■ Available records ■
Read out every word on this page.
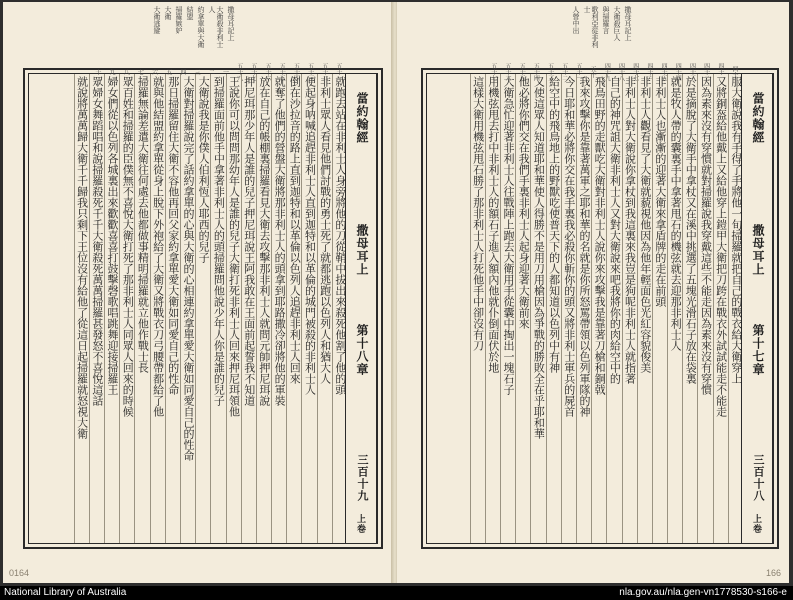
撒母耳記上
大衛殺非利士人
約拿單與大衛
結盟
掃羅嫉妒
大衛
大衛逃避
五十一
五十二
五十三
五十四
五十五
五十六
五十七
五十八
一
二
三
四
五
六
七
八
九
十
當約翰經
撒母耳上
第十八章
三百十九
上卷
就跑去站在非利士人身旁將他的刀從鞘中拔出來殺死他割了他的頭
非利士眾人看見他們討戰的勇士死了就都逃跑以色列人和猶大人
便起身呐喊追趕非利士人直到迦特和以革倫的城門被殺的非利士人
倒在沙拉音的路上直到迦特和以革倫以色列人追趕非利士人回來
就奪了他們的營盤大衛將那非利士人的頭拿到耶路撒冷卻將他的軍裝
放在自己的帳棚裏掃羅看見大衛去攻擊那非利士人就問元帥押尼珥說
押尼珥那少年人是誰的兒子押尼珥說王阿我敢在王面前起誓我不知道
王說你可以問問那幼年人是誰的兒子大衛打死非利士人回來押尼珥領他
到掃羅面前他手中拿著非利士人的頭掃羅問他說少年人你是誰的兒子
大衛說我是你僕人伯利恆人耶西的兒子
大衛對掃羅說完了話約拿單的心與大衛的心相連約拿單愛大衛如同愛自己的性命
那日掃羅留住大衛不容他再回父家約拿單愛大衛如同愛自己的性命
就與他結盟約拿單從身上脫下外袍給了大衛又將戰衣刀弓腰帶都給了他
掃羅無論差遣大衛往何處去他都做事精明掃羅就立他作戰士長
眾百姓和掃羅的臣僕無不喜悅大衛打死了那非利士人同眾人回來的時候
婦女們從以色列各城裏出來歡歡喜喜打鼓擊磬歌唱跳舞迎接掃羅王
眾婦女舞蹈唱和說掃羅殺死千千大衛殺死萬萬掃羅甚發怒不喜悅這話
就說將萬萬歸大衛千千歸我只剩下王位沒有給他了從這日起掃羅就怒視大衛
0164
撒母耳記上
大衛殺巨人
與掃羅言
歌利亞從非利士
人營中出
四十
四十一
四十二
四十三
四十四
四十五
四十六
四十七
四十八
四十九
五十
五十一
五十二
五十三
五十四
五十五
五十六
五十七
當約翰經
撒母耳上
第十七章
三百十八
上卷
服大衛說我有手得了手將他一旬掃羅就把自己的戰衣給大衛穿上
又將銅盔給他戴上又給他穿上鎧甲大衛把刀跨在戰衣外試試能走不能走
因為素來沒有穿慣就對掃羅說我穿戴這些不能走因為素來沒有穿慣
於是摘脫了大衛手中拿杖又在溪中挑選了五塊光滑石子放在袋裏
就是牧人帶的囊裏手中拿著甩石的機弦就去迎那非利士人
非利士人也漸漸的迎著大衛來拿盾牌的走在前頭
非利士人觀看見了大衛就藐視他因為他年輕面色光紅容貌俊美
非利士人對大衛說你拿杖到我這裏來我豈是狗呢非利士人就指著
自己的神咒詛大衛非利士人又對大衛說來吧我將你的肉給空中的
飛鳥田野的走獸吃大衛對非利士人說你來攻擊我是靠著刀槍和銅戟
我來攻擊你是靠著萬軍之耶和華的名就是你所怒罵帶領以色列軍隊的神
今日耶和華必將你交在我手裏我必殺你斬你的頭又將非利士軍兵的屍首
給空中的飛鳥地上的野獸吃使普天下的人都知道以色列中有神
又使這眾人知道耶和華使人得勝不是用刀用槍因為爭戰的勝敗全在乎耶和華
他必將你們交在我們手裏非利士人起身迎著大衛前來
大衛急忙迎著非利士人往戰陣上跑去大衛用手從囊中掏出一塊石子
用機弦甩去打中非利士人的額石子進入額內他就仆倒面伏於地
這樣大衛用機弦甩石勝了那非利士人打死他手中卻沒有刀
166
National Library of Australia	nla.gov.au/nla.gen-vn1778530-s166-e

■ Task prompt ■
Would you set down the listing exactly, omitting pictures?

■ Complete response ■
Read out every word on this page.
撒母耳記上
大衛殺非利士人
約拿單與大衛
結盟
掃羅嫉妒
大衛
大衛逃避
五十一
五十二
五十三
五十四
五十五
五十六
五十七
五十八
一
二
三
四
五
六
七
八
九
十
當約翰經
撒母耳上
第十八章
三百十九
上卷
就跑去站在非利士人身旁將他的刀從鞘中拔出來殺死他割了他的頭
非利士眾人看見他們討戰的勇士死了就都逃跑以色列人和猶大人
便起身呐喊追趕非利士人直到迦特和以革倫的城門被殺的非利士人
倒在沙拉音的路上直到迦特和以革倫以色列人追趕非利士人回來
就奪了他們的營盤大衛將那非利士人的頭拿到耶路撒冷卻將他的軍裝
放在自己的帳棚裏掃羅看見大衛去攻擊那非利士人就問元帥押尼珥說
押尼珥那少年人是誰的兒子押尼珥說王阿我敢在王面前起誓我不知道
王說你可以問問那幼年人是誰的兒子大衛打死非利士人回來押尼珥領他
到掃羅面前他手中拿著非利士人的頭掃羅問他說少年人你是誰的兒子
大衛說我是你僕人伯利恆人耶西的兒子
大衛對掃羅說完了話約拿單的心與大衛的心相連約拿單愛大衛如同愛自己的性命
那日掃羅留住大衛不容他再回父家約拿單愛大衛如同愛自己的性命
就與他結盟約拿單從身上脫下外袍給了大衛又將戰衣刀弓腰帶都給了他
掃羅無論差遣大衛往何處去他都做事精明掃羅就立他作戰士長
眾百姓和掃羅的臣僕無不喜悅大衛打死了那非利士人同眾人回來的時候
婦女們從以色列各城裏出來歡歡喜喜打鼓擊磬歌唱跳舞迎接掃羅王
眾婦女舞蹈唱和說掃羅殺死千千大衛殺死萬萬掃羅甚發怒不喜悅這話
就說將萬萬歸大衛千千歸我只剩下王位沒有給他了從這日起掃羅就怒視大衛
0164
撒母耳記上
大衛殺巨人
與掃羅言
歌利亞從非利士
人營中出
四十
四十一
四十二
四十三
四十四
四十五
四十六
四十七
四十八
四十九
五十
五十一
五十二
五十三
五十四
五十五
五十六
五十七
當約翰經
撒母耳上
第十七章
三百十八
上卷
服大衛說我有手得了手將他一旬掃羅就把自己的戰衣給大衛穿上
又將銅盔給他戴上又給他穿上鎧甲大衛把刀跨在戰衣外試試能走不能走
因為素來沒有穿慣就對掃羅說我穿戴這些不能走因為素來沒有穿慣
於是摘脫了大衛手中拿杖又在溪中挑選了五塊光滑石子放在袋裏
就是牧人帶的囊裏手中拿著甩石的機弦就去迎那非利士人
非利士人也漸漸的迎著大衛來拿盾牌的走在前頭
非利士人觀看見了大衛就藐視他因為他年輕面色光紅容貌俊美
非利士人對大衛說你拿杖到我這裏來我豈是狗呢非利士人就指著
自己的神咒詛大衛非利士人又對大衛說來吧我將你的肉給空中的
飛鳥田野的走獸吃大衛對非利士人說你來攻擊我是靠著刀槍和銅戟
我來攻擊你是靠著萬軍之耶和華的名就是你所怒罵帶領以色列軍隊的神
今日耶和華必將你交在我手裏我必殺你斬你的頭又將非利士軍兵的屍首
給空中的飛鳥地上的野獸吃使普天下的人都知道以色列中有神
又使這眾人知道耶和華使人得勝不是用刀用槍因為爭戰的勝敗全在乎耶和華
他必將你們交在我們手裏非利士人起身迎著大衛前來
大衛急忙迎著非利士人往戰陣上跑去大衛用手從囊中掏出一塊石子
用機弦甩去打中非利士人的額石子進入額內他就仆倒面伏於地
這樣大衛用機弦甩石勝了那非利士人打死他手中卻沒有刀
166
National Library of Australia	nla.gov.au/nla.gen-vn1778530-s166-e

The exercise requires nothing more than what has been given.